Mit Hilfe eines Pick-by-Light-Systems können an jedem der vier Kommissionierarbeitsplätze bis zu drei Aufträge gleichzeitig bearbeitet werden. Dafür erhalten die Mitarbeiter über einen Bildschirm klare Anweisungen sowie eindeutige Lichtsignale an den drei Packfächern. Leuchtziffern geben zudem an, wie viele Artikel aus dem gerade herangefahrenen Karton entnommen werden müssen. Wurde die Menge bestätigt, fährt der Artikelkarton wieder ins AKL oder sofern einer der kleinen Kartons noch für einen nächsten Auftrag benötigt wird, kommt er zurück ins Multishuttle.
Ist der Kundenkarton voll, bekommt der Mitarbeiter angezeigt, dass dieser abzuschieben ist und er einen neuen Kundenkarton aufstellen soll. Rund 400 Auftragszeilen mit durchschnittlich drei Artikeln lassen sich so pro Arbeitsplatz und Stunde realisieren.
Mammut hat im Wesentlichen zwei Saisonspitzen in denen die Fachhändler ihre Pre-Order-Lieferungen mit den neuen Kollektionen erhalten. So sind fast 80 % der Lieferungen vorab planbar. Das hört sich logistisch komfortabel an, die besondere Herausforderung bei Mammut ist aber, dass vielfach relativ wenig Artikelkartons existieren und alle Aufträge darauf zugreifen wollen.
Einige Aufträge müssen zusätzlich vorab am ebenfalls systemunterstützen Value Added Service (VAS)-Arbeitsplatz für kundenspezifische Etikettierungen bearbeitet werden, der direkt neben den Kommissionierplätzen liegt und an die automatische Fördertechnik angeschlossen ist. Hier werden spezielle Auszeichnungen oder kundenspezifische Label-Größen und Label-Designs an der Ware angebracht, Kleiderbügel entfernt oder spezielle Kartons eingesetzt. Anschließend erhalten die behandelten Waren eine eigene Produktnummer, denn diese sind nun einem bestimmten Kunden zugeordnet.
Von der Kommissionierstation geht es per Lift runter ins Erdgeschoss zu den vier Packstationen. Hier legen die Mitarbeiter Lieferscheine und sonstige Versandpapiere in die Kartons, polstern die Ware, wenn erforderlich, aus und versehen den verschlossenen Karton schließlich mit einem Paketlabel. Die letzte Fahrt im Europa Logistik Center geht über ein Transportband entweder zu einem Palettenplatz, um per Spedition versendet zu werden oder auf einen der beiden Teleskopförderer im Paketversand für Pakete in Deutschland und für Pakete in die Schweiz.

Auszug der Einträge >>
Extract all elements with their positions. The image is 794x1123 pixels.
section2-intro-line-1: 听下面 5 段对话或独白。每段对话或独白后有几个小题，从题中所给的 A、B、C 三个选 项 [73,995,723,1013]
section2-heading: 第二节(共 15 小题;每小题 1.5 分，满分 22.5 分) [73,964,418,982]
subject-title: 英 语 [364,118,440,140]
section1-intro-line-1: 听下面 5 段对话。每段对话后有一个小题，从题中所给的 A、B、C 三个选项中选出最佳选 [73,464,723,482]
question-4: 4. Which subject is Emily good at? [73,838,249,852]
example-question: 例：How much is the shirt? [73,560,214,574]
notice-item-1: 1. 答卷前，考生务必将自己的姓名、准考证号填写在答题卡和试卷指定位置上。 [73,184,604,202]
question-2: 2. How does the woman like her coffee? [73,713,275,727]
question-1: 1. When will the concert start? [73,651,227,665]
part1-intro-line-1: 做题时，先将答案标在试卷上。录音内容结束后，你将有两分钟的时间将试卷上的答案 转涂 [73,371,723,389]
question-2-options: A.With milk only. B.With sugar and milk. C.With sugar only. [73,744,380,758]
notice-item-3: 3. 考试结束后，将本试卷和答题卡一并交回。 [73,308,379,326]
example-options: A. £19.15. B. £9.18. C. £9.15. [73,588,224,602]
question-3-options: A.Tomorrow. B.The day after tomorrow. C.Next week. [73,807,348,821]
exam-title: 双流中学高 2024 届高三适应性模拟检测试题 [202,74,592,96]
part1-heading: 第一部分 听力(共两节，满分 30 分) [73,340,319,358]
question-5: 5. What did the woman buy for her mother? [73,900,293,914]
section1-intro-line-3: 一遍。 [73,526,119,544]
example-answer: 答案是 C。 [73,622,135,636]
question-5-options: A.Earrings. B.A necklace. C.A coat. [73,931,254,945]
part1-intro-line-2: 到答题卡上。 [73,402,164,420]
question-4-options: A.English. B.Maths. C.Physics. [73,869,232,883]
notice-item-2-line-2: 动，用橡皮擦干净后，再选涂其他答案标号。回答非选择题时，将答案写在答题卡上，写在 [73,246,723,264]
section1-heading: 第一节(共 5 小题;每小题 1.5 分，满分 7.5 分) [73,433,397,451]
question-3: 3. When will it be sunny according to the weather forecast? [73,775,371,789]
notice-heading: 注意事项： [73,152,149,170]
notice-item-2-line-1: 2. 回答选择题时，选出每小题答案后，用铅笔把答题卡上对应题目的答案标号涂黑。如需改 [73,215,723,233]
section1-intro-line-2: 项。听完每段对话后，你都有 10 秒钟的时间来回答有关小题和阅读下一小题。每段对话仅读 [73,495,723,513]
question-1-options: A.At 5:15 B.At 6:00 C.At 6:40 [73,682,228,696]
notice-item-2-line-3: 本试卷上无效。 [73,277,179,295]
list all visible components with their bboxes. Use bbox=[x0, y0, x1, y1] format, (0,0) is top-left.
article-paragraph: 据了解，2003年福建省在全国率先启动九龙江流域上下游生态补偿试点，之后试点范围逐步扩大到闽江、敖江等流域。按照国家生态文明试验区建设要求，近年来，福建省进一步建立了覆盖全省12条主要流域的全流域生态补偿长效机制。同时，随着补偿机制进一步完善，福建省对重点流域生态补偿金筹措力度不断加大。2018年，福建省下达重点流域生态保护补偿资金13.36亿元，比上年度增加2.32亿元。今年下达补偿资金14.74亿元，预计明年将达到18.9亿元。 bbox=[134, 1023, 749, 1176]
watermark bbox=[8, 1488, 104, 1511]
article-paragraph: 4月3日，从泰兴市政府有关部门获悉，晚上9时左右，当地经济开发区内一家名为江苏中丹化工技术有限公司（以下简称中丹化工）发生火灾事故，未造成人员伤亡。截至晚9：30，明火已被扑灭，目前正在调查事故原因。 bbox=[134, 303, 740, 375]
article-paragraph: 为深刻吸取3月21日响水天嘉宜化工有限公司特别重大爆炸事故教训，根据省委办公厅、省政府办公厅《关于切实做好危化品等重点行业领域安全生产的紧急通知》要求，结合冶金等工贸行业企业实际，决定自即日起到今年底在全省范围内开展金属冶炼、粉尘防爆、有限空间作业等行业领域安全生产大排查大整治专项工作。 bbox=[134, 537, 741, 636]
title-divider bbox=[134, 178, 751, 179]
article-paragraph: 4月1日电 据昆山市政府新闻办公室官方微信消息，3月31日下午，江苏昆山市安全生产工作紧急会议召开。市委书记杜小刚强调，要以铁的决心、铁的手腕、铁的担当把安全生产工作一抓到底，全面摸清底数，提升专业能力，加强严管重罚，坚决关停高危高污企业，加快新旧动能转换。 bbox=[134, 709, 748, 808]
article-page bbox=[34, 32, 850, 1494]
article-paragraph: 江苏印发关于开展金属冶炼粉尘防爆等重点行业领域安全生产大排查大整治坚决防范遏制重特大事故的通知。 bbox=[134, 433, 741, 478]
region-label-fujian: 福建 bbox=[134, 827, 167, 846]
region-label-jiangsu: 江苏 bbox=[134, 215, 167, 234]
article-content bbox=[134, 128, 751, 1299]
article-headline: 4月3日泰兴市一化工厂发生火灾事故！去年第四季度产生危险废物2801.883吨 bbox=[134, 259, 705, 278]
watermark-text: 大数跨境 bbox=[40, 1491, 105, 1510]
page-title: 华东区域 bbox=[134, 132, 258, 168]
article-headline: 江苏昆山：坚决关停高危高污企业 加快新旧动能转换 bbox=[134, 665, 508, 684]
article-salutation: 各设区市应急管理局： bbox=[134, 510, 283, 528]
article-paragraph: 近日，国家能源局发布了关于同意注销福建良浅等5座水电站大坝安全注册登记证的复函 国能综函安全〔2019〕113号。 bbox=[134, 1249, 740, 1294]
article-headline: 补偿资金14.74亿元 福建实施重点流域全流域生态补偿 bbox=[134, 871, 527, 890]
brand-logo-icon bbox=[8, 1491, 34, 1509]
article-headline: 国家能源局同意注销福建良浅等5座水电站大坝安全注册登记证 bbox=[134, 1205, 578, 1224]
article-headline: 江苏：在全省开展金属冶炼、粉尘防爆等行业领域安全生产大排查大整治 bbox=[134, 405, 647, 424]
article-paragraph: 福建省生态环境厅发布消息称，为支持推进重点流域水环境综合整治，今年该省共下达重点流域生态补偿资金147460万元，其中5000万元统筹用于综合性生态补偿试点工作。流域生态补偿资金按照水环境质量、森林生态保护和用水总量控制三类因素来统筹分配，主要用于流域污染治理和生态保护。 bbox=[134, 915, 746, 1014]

Aufgabe A >> Stimmen die folgenden Aussagen mit dem Text zur Logistik von Mammut überein? Antworte jeweils mit Ja oder Nein und zitiere die entscheidenden Worte aus dem Text. (i) An jedem Kommissionierarbeitsplatz lassen sich bis zu drei Aufträge zugleich bearbeiten. (ii) Die Packstationen liegen im selben Stockwerk wie die Kommissionierstation. (iii) Etwa die Hälfte der Lieferungen ist im Voraus planbar.
Aufgabe B >> Führe den Text zur Logistik von Mammut nach seinem letzten Satz fort.

Antwort A >>
(i) Ja: „an jedem der vier Kommissionierarbeitsplätze bis zu drei Aufträge gleichzeitig bearbeitet werden“
(ii) Nein: „per Lift runter ins Erdgeschoss zu den vier Packstationen“
(iii) Nein: „So sind fast 80 % der Lieferungen vorab planbar.“

Antwort B >>
Gesteuert wird die Anlage mit dem Dematic Material Flow Controller (MFC). Er empfängt die Transportaufträge vom Warehouse Management System, berechnet die Transportstrecken und generiert und verwaltet die Transportaufträge nach Priorität, Reihenfolge, und Status. Zudem steuert der MFC die Fördertechnik und verwaltet den Anlagenzustand. Staus, etwaige Störungen und die tatsächliche Auslastung der notwendigen Betriebsmittel werden bei der Auftragsvergabe berücksichtigt.
Die Kommunikation zwischen Mensch und Maschine erfolgt am Leitstand mit Hilfe des Logistics Cockpit. Hier kann sich der Lagerleiter zahlreiche Informationen über den aktuellen Zustand der gesamten Anlage anzeigen lassen und die Prozesse und Funktionen effizient überwachen.
Ergebnis
Pünktlich zum geplanten Termin nahm das Logistikzentrum seinen Betrieb auf. Und auch die anspruchsvolle Hochlaufphase haben beide Partner erfolgreich gemeistert. So hat Mammut mit Dematic dann auch einen Servicevertrag für die Wartung und Instandhaltung sowie die Rufbereitschaft abgeschlossen.
Über den Kunden
Das Unternehmen wurde 1862 von Kaspar Tanner in Dintikon als Seilerei gegründet. Im Jahr 1981 kam die erste Kollektion von Mammut auf den Markt. Heute ist Mammut für immer mehr Alpinsportler ein zuverlässiger Begleiter in den Bergen – vom Kletterseil bis hin zu funktionaler Bekleidung und Schlafsäcken. Das Schweizer Traditionsunternehmen produziert und vertreibt Ausrüstung für Bergsport und Outdoor weltweit. Mammut ist einer der führenden Hersteller im Markt der Kletterseile.